* [Job]: Pull out every line below holding the word "ampliación".

[start Recorded information]

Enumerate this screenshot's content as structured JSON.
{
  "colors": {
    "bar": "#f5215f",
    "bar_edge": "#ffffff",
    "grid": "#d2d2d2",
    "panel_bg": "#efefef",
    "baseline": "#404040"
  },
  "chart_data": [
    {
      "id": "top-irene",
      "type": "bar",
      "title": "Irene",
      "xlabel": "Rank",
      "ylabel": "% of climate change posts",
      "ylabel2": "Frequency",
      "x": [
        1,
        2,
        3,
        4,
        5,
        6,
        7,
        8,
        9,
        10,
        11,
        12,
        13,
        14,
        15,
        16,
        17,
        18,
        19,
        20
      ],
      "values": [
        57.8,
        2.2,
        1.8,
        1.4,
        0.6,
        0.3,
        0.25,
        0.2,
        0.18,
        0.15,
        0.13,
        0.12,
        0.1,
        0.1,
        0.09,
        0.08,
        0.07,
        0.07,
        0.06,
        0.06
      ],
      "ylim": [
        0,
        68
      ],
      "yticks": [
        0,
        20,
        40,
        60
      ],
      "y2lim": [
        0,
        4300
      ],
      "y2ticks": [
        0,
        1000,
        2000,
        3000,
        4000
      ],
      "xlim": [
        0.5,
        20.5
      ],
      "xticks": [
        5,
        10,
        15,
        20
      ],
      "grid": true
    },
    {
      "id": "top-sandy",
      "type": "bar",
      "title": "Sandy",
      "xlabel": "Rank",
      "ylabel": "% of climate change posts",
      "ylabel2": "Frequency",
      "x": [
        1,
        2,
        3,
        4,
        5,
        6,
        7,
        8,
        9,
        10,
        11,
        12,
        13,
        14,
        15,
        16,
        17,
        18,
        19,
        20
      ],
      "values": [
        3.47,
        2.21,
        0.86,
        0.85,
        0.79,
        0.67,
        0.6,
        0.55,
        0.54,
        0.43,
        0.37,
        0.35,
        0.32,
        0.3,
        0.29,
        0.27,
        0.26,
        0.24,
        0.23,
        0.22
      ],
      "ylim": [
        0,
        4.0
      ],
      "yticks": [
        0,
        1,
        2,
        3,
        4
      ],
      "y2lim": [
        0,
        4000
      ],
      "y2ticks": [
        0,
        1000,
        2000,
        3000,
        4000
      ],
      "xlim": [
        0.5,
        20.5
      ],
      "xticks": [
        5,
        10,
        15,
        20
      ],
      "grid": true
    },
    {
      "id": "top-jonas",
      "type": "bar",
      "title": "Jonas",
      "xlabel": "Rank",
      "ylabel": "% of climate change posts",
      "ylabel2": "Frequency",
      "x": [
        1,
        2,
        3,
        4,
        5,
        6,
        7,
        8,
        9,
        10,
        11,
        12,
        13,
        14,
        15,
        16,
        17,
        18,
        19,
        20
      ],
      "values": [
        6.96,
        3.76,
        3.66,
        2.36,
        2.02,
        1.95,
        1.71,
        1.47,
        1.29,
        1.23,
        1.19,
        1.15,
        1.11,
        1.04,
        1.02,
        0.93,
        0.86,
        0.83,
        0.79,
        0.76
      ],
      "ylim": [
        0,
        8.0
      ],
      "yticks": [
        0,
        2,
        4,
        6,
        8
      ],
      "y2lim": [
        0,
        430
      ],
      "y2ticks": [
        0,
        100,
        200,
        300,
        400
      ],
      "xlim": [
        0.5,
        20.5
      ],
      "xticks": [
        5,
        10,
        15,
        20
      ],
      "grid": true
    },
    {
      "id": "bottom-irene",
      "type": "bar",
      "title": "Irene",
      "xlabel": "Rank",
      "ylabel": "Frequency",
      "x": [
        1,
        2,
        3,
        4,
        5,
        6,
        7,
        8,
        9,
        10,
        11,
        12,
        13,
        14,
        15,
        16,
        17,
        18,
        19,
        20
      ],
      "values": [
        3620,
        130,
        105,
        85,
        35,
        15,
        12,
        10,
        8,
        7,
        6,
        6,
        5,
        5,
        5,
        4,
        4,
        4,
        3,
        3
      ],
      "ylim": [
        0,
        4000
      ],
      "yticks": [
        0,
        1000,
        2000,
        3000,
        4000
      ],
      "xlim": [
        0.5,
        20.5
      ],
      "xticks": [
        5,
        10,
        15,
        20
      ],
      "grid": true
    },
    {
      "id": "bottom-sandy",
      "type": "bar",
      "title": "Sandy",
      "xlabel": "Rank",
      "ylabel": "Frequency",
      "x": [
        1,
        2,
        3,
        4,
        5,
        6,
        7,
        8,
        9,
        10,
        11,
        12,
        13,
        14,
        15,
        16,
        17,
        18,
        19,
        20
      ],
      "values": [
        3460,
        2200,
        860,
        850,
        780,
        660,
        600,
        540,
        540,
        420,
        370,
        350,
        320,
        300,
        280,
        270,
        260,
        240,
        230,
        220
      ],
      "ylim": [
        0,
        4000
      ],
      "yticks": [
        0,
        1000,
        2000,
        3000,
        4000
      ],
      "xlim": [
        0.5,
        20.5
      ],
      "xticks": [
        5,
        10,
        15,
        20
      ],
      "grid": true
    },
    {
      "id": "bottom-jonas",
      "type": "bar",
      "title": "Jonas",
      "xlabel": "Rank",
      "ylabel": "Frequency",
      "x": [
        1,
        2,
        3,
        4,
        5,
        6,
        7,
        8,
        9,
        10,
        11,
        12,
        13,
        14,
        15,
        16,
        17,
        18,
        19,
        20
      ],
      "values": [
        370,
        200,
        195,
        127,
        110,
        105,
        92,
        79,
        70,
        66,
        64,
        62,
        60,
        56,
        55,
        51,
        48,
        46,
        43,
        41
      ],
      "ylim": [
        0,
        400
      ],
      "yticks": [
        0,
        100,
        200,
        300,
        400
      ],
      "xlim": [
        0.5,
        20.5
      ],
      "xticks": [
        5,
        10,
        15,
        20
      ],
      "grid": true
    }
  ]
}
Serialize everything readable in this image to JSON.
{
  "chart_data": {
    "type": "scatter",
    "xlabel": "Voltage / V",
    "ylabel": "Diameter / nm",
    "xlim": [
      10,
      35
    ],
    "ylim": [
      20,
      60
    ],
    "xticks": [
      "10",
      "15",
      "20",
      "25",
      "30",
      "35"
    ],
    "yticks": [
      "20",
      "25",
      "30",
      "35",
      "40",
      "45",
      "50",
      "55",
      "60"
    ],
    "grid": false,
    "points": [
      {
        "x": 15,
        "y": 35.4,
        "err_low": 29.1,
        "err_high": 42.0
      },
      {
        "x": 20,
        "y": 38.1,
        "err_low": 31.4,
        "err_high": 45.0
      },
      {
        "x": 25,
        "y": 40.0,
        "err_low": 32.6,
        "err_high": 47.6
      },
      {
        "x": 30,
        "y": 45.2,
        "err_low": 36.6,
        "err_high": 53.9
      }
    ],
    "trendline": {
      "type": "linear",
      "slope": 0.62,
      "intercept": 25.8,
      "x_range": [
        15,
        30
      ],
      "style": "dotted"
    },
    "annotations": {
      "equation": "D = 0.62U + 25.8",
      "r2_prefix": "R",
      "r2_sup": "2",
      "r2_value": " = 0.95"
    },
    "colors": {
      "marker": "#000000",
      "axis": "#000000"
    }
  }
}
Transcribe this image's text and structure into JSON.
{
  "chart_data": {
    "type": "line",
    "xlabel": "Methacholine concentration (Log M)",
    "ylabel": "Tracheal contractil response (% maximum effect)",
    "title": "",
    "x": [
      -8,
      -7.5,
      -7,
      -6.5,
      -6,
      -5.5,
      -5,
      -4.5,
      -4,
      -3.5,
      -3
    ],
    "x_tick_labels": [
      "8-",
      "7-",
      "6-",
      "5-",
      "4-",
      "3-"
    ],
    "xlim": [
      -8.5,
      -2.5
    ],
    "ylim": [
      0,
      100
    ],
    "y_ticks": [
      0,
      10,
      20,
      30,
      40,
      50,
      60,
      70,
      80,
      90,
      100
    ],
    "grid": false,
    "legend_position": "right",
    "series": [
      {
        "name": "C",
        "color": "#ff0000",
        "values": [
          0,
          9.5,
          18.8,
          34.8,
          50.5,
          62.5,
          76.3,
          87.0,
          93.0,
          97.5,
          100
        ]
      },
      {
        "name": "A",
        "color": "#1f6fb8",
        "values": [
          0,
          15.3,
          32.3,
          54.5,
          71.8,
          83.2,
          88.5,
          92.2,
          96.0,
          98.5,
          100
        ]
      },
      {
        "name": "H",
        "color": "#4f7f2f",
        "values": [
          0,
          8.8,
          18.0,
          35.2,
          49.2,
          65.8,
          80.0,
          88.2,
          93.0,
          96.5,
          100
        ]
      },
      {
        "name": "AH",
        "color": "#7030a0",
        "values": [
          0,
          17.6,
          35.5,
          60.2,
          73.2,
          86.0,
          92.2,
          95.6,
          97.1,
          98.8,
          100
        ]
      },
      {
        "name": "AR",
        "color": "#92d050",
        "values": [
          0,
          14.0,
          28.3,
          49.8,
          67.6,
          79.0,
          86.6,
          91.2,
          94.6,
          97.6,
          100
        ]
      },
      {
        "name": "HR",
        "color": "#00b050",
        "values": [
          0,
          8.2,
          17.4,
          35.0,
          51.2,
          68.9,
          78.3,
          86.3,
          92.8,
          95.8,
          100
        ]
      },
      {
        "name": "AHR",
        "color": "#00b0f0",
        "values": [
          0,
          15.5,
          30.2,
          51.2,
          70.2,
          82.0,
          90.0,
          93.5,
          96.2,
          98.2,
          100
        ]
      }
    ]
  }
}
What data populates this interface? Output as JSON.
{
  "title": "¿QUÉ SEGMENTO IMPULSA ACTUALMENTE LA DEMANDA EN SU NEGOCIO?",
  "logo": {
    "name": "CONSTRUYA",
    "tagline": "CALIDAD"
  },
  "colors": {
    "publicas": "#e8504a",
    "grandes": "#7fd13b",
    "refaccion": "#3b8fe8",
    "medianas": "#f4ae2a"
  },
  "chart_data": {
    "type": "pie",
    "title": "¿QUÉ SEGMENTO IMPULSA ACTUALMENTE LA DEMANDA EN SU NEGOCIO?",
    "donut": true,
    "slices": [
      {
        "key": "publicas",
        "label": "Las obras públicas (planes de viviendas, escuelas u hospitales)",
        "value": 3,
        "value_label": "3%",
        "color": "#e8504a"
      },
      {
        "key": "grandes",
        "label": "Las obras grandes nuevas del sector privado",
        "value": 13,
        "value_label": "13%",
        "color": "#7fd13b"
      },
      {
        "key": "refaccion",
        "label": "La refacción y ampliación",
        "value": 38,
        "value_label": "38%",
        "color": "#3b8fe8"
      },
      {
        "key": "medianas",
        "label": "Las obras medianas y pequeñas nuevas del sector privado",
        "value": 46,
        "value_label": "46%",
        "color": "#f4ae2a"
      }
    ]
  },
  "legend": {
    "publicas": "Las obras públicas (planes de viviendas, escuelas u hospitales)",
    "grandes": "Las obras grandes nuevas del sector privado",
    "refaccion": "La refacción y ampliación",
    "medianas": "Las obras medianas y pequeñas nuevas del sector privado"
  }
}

[end Recorded information]

* [In response]:
        "label": "La refacción y ampliación",
    "refaccion": "La refacción y ampliación",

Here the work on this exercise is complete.